Some records:
• • • • •

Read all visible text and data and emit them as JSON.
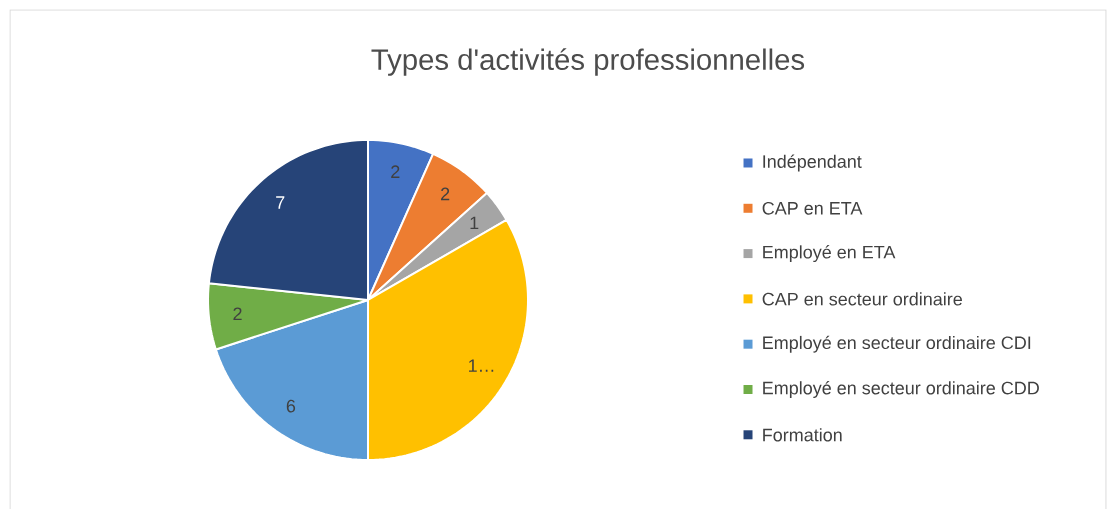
{
  "chart_data": {
    "type": "pie",
    "title": "Types d'activités professionnelles",
    "categories": [
      "Indépendant",
      "CAP en ETA",
      "Employé en ETA",
      "CAP en secteur ordinaire",
      "Employé en secteur ordinaire CDI",
      "Employé en secteur ordinaire CDD",
      "Formation"
    ],
    "values": [
      2,
      2,
      1,
      10,
      6,
      2,
      7
    ],
    "value_labels": [
      "2",
      "2",
      "1",
      "1…",
      "6",
      "2",
      "7"
    ],
    "colors": [
      "#4472c4",
      "#ed7d31",
      "#a5a5a5",
      "#ffc000",
      "#5b9bd5",
      "#70ad47",
      "#264478"
    ],
    "legend": "right"
  }
}
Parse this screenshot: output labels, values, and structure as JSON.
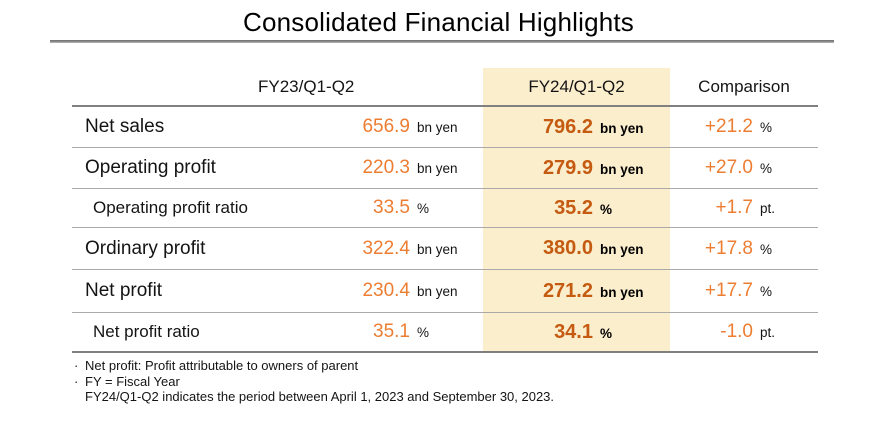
{
  "title": "Consolidated Financial Highlights",
  "table": {
    "headers": {
      "fy23": "FY23/Q1-Q2",
      "fy24": "FY24/Q1-Q2",
      "comparison": "Comparison"
    },
    "rows": [
      {
        "label": "Net sales",
        "fy23": "656.9",
        "fy23_unit": "bn yen",
        "fy24": "796.2",
        "fy24_unit": "bn yen",
        "comp": "+21.2",
        "comp_unit": "%"
      },
      {
        "label": "Operating profit",
        "fy23": "220.3",
        "fy23_unit": "bn yen",
        "fy24": "279.9",
        "fy24_unit": "bn yen",
        "comp": "+27.0",
        "comp_unit": "%"
      },
      {
        "label": "Operating profit ratio",
        "fy23": "33.5",
        "fy23_unit": "%",
        "fy24": "35.2",
        "fy24_unit": "%",
        "comp": "+1.7",
        "comp_unit": "pt."
      },
      {
        "label": "Ordinary profit",
        "fy23": "322.4",
        "fy23_unit": "bn yen",
        "fy24": "380.0",
        "fy24_unit": "bn yen",
        "comp": "+17.8",
        "comp_unit": "%"
      },
      {
        "label": "Net profit",
        "fy23": "230.4",
        "fy23_unit": "bn yen",
        "fy24": "271.2",
        "fy24_unit": "bn yen",
        "comp": "+17.7",
        "comp_unit": "%"
      },
      {
        "label": "Net profit ratio",
        "fy23": "35.1",
        "fy23_unit": "%",
        "fy24": "34.1",
        "fy24_unit": "%",
        "comp": "-1.0",
        "comp_unit": "pt."
      }
    ]
  },
  "footnotes": [
    {
      "bullet": "·",
      "text": "Net profit: Profit attributable to owners of parent"
    },
    {
      "bullet": "·",
      "text": "FY = Fiscal Year"
    },
    {
      "bullet": "",
      "text": "FY24/Q1-Q2 indicates the period between April 1, 2023 and September 30, 2023."
    }
  ],
  "colors": {
    "fy23_value": "#ED7D31",
    "fy24_value": "#C55A11",
    "comparison_value": "#ED7D31",
    "highlight_column_bg": "#FBEECD",
    "header_line": "#808080",
    "row_line": "#A9A9A9",
    "text": "#141414"
  }
}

• • • • •

◆ Problem details
Copy the material above exactly and drop the pictures.

◆ Worked answer
Read all visible text and data and emit them as JSON.
{
  "chart_data": {
    "type": "pie",
    "title": "Types d'activités professionnelles",
    "categories": [
      "Indépendant",
      "CAP en ETA",
      "Employé en ETA",
      "CAP en secteur ordinaire",
      "Employé en secteur ordinaire CDI",
      "Employé en secteur ordinaire CDD",
      "Formation"
    ],
    "values": [
      2,
      2,
      1,
      10,
      6,
      2,
      7
    ],
    "value_labels": [
      "2",
      "2",
      "1",
      "1…",
      "6",
      "2",
      "7"
    ],
    "colors": [
      "#4472c4",
      "#ed7d31",
      "#a5a5a5",
      "#ffc000",
      "#5b9bd5",
      "#70ad47",
      "#264478"
    ],
    "legend": "right"
  }
}
Parse this screenshot: output labels, values, and structure as JSON.
{
  "title": "Consolidated Financial Highlights",
  "table": {
    "headers": {
      "fy23": "FY23/Q1-Q2",
      "fy24": "FY24/Q1-Q2",
      "comparison": "Comparison"
    },
    "rows": [
      {
        "label": "Net sales",
        "fy23": "656.9",
        "fy23_unit": "bn yen",
        "fy24": "796.2",
        "fy24_unit": "bn yen",
        "comp": "+21.2",
        "comp_unit": "%"
      },
      {
        "label": "Operating profit",
        "fy23": "220.3",
        "fy23_unit": "bn yen",
        "fy24": "279.9",
        "fy24_unit": "bn yen",
        "comp": "+27.0",
        "comp_unit": "%"
      },
      {
        "label": "Operating profit ratio",
        "fy23": "33.5",
        "fy23_unit": "%",
        "fy24": "35.2",
        "fy24_unit": "%",
        "comp": "+1.7",
        "comp_unit": "pt."
      },
      {
        "label": "Ordinary profit",
        "fy23": "322.4",
        "fy23_unit": "bn yen",
        "fy24": "380.0",
        "fy24_unit": "bn yen",
        "comp": "+17.8",
        "comp_unit": "%"
      },
      {
        "label": "Net profit",
        "fy23": "230.4",
        "fy23_unit": "bn yen",
        "fy24": "271.2",
        "fy24_unit": "bn yen",
        "comp": "+17.7",
        "comp_unit": "%"
      },
      {
        "label": "Net profit ratio",
        "fy23": "35.1",
        "fy23_unit": "%",
        "fy24": "34.1",
        "fy24_unit": "%",
        "comp": "-1.0",
        "comp_unit": "pt."
      }
    ]
  },
  "footnotes": [
    {
      "bullet": "·",
      "text": "Net profit: Profit attributable to owners of parent"
    },
    {
      "bullet": "·",
      "text": "FY = Fiscal Year"
    },
    {
      "bullet": "",
      "text": "FY24/Q1-Q2 indicates the period between April 1, 2023 and September 30, 2023."
    }
  ],
  "colors": {
    "fy23_value": "#ED7D31",
    "fy24_value": "#C55A11",
    "comparison_value": "#ED7D31",
    "highlight_column_bg": "#FBEECD",
    "header_line": "#808080",
    "row_line": "#A9A9A9",
    "text": "#141414"
  }
}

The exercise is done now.